# Directions
What is the number of lines in the data that hold the string "Pipe"? Reply with that number only.

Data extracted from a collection
·····

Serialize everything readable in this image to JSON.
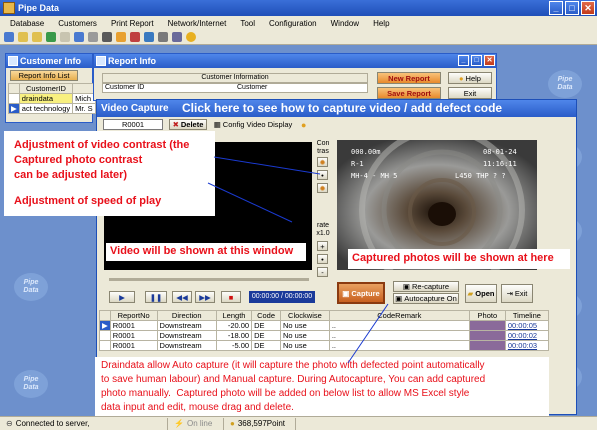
{
  "app": {
    "title": "Pipe Data",
    "logo_text": "Pipe\nData"
  },
  "menu": [
    "Database",
    "Customers",
    "Print Report",
    "Network/Internet",
    "Tool",
    "Configuration",
    "Window",
    "Help"
  ],
  "customer_info": {
    "title": "Customer Info",
    "report_info_list_label": "Report Info List",
    "column_header": "CustomerID",
    "rows": [
      {
        "id": "draindata",
        "name": "Mich"
      },
      {
        "id": "act technology",
        "name": "Mr. S"
      }
    ]
  },
  "report_info": {
    "title": "Report Info",
    "section_label": "Customer Information",
    "customer_id_label": "Customer ID",
    "customer_label": "Customer",
    "new_report_label": "New Report",
    "save_report_label": "Save Report",
    "help_label": "Help",
    "exit_label": "Exit"
  },
  "video_capture": {
    "title": "Video Capture",
    "banner": "Click here to see how to capture video / add defect code",
    "code_value": "R0001",
    "delete_label": "Delete",
    "config_label": "Config Video Display",
    "contrast_label": "Con\ntras",
    "rate_label": "rate\nx1.0",
    "time_display": "00:00:00 / 00:00:00",
    "capture_label": "Capture",
    "recapture_label": "Re-capture",
    "autocapture_label": "Autocapture On",
    "open_label": "Open",
    "exit_label": "Exit",
    "overlay": {
      "distance": "000.00m",
      "date": "08-01-24",
      "line2": "R-1",
      "time": "11:16:11",
      "line3": "MH-4 - MH 5",
      "line3b": "L450 THP  ? ?"
    }
  },
  "defect_table": {
    "headers": [
      "ReportNo",
      "Direction",
      "Length",
      "Code",
      "Clockwise",
      "CodeRemark",
      "Photo",
      "Timeline"
    ],
    "rows": [
      {
        "no": "R0001",
        "dir": "Downstream",
        "len": "-20.00",
        "code": "DE",
        "clock": "No use",
        "remark": "..",
        "time": "00:00:05"
      },
      {
        "no": "R0001",
        "dir": "Downstream",
        "len": "-18.00",
        "code": "DE",
        "clock": "No use",
        "remark": "..",
        "time": "00:00:02"
      },
      {
        "no": "R0001",
        "dir": "Downstream",
        "len": "-5.00",
        "code": "DE",
        "clock": "No use",
        "remark": "..",
        "time": "00:00:03"
      }
    ]
  },
  "callouts": {
    "contrast": "Adjustment of video contrast (the\nCaptured photo contrast\ncan be adjusted later)",
    "speed": "Adjustment of speed of play",
    "video_window": "Video will be shown at this window",
    "photos": "Captured photos will be shown at here",
    "description": "Draindata allow Auto capture (it will capture the photo with defected point automatically\nto save human labour) and Manual capture. During Autocapture, You can add captured\nphoto manually.  Captured photo will be added on below list to allow MS Excel style\ndata input and edit, mouse drag and delete."
  },
  "status": {
    "connection": "Connected to server,",
    "online": "On line",
    "points": "368,597Point"
  },
  "colors": {
    "accent": "#2a5cc8",
    "callout_text": "#e8101a",
    "banner_text": "#ffffff"
  }
}
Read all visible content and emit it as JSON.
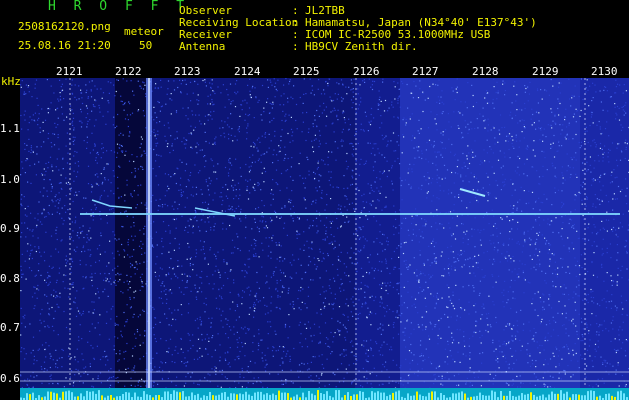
{
  "app": {
    "brand": "H R O F F T",
    "filename": "2508162120.png",
    "timestamp": "25.08.16 21:20",
    "mode_label": "meteor",
    "count": "50"
  },
  "info": {
    "labels": [
      "Observer",
      "Receiving Location",
      "Receiver",
      "Antenna"
    ],
    "values": [
      "JL2TBB",
      "Hamamatsu, Japan (N34°40' E137°43')",
      "ICOM IC-R2500 53.1000MHz USB",
      "HB9CV Zenith dir."
    ]
  },
  "axis": {
    "unit_label": "kHz",
    "y_ticks": [
      "1.1",
      "1.0",
      "0.9",
      "0.8",
      "0.7",
      "0.6"
    ],
    "time_ticks": [
      "2121",
      "2122",
      "2123",
      "2124",
      "2125",
      "2126",
      "2127",
      "2128",
      "2129",
      "2130"
    ]
  },
  "colors": {
    "background": "#000000",
    "waterfall_base": "#101a8a",
    "signal": "#7fd7ff",
    "header_green": "#2fd82f",
    "header_yellow": "#f2f200"
  }
}
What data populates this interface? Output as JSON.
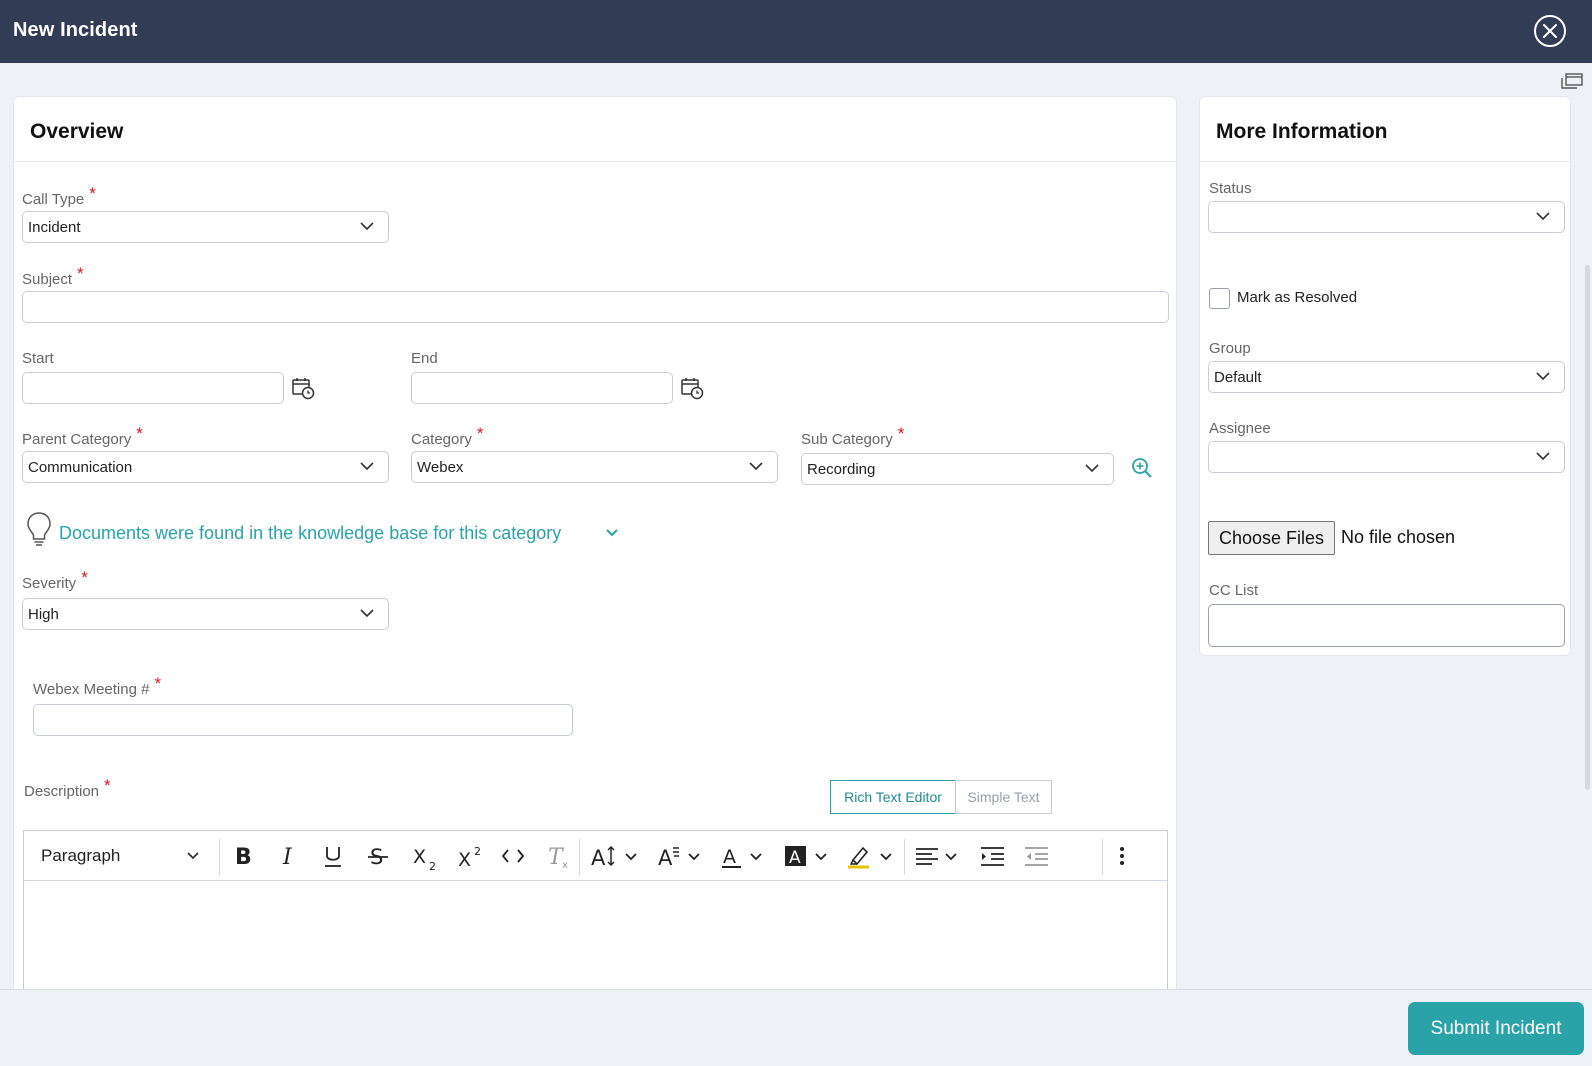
{
  "window": {
    "title": "New Incident"
  },
  "overview": {
    "title": "Overview",
    "call_type": {
      "label": "Call Type",
      "value": "Incident"
    },
    "subject": {
      "label": "Subject",
      "value": ""
    },
    "start": {
      "label": "Start",
      "value": ""
    },
    "end": {
      "label": "End",
      "value": ""
    },
    "parent_category": {
      "label": "Parent Category",
      "value": "Communication"
    },
    "category": {
      "label": "Category",
      "value": "Webex"
    },
    "sub_category": {
      "label": "Sub Category",
      "value": "Recording"
    },
    "knowledge_base": {
      "message": "Documents were found in the knowledge base for this category"
    },
    "severity": {
      "label": "Severity",
      "value": "High"
    },
    "webex_meeting": {
      "label": "Webex Meeting #",
      "value": ""
    },
    "description": {
      "label": "Description",
      "mode_rich": "Rich Text Editor",
      "mode_simple": "Simple Text",
      "active_mode": "Rich Text Editor",
      "paragraph_style": "Paragraph"
    },
    "required_marker": "*"
  },
  "more_info": {
    "title": "More Information",
    "status": {
      "label": "Status",
      "value": ""
    },
    "mark_resolved": {
      "label": "Mark as Resolved",
      "checked": false
    },
    "group": {
      "label": "Group",
      "value": "Default"
    },
    "assignee": {
      "label": "Assignee",
      "value": ""
    },
    "files": {
      "button": "Choose Files",
      "status": "No file chosen"
    },
    "cc_list": {
      "label": "CC List",
      "value": ""
    }
  },
  "footer": {
    "submit_label": "Submit Incident"
  },
  "colors": {
    "header_bg": "#323c54",
    "accent": "#2aa3a8",
    "required": "#d9161f",
    "page_bg": "#eff1f6"
  },
  "icons": [
    "close-icon",
    "popout-icon",
    "calendar-icon",
    "zoom-in-icon",
    "lightbulb-icon",
    "chevron-down-icon"
  ]
}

·····

# Written answer
2